**WHAT YOU HAVE TO DO**
Output all lines exactly.

* * * * *

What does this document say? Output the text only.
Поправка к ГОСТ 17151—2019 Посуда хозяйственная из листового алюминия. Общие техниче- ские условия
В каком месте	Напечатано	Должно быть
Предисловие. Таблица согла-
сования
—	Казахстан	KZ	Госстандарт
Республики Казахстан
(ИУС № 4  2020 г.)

* * * * *

**EXERCISE OUTPUT**
What does this document say? Output the text only.
Поправка к ГОСТ 17151—2019 Посуда хозяйственная из листового алюминия. Общие техниче- ские условия
В каком месте	Напечатано	Должно быть
Предисловие. Таблица согла-
сования
—	Казахстан	KZ	Госстандарт
Республики Казахстан
(ИУС № 4  2020 г.)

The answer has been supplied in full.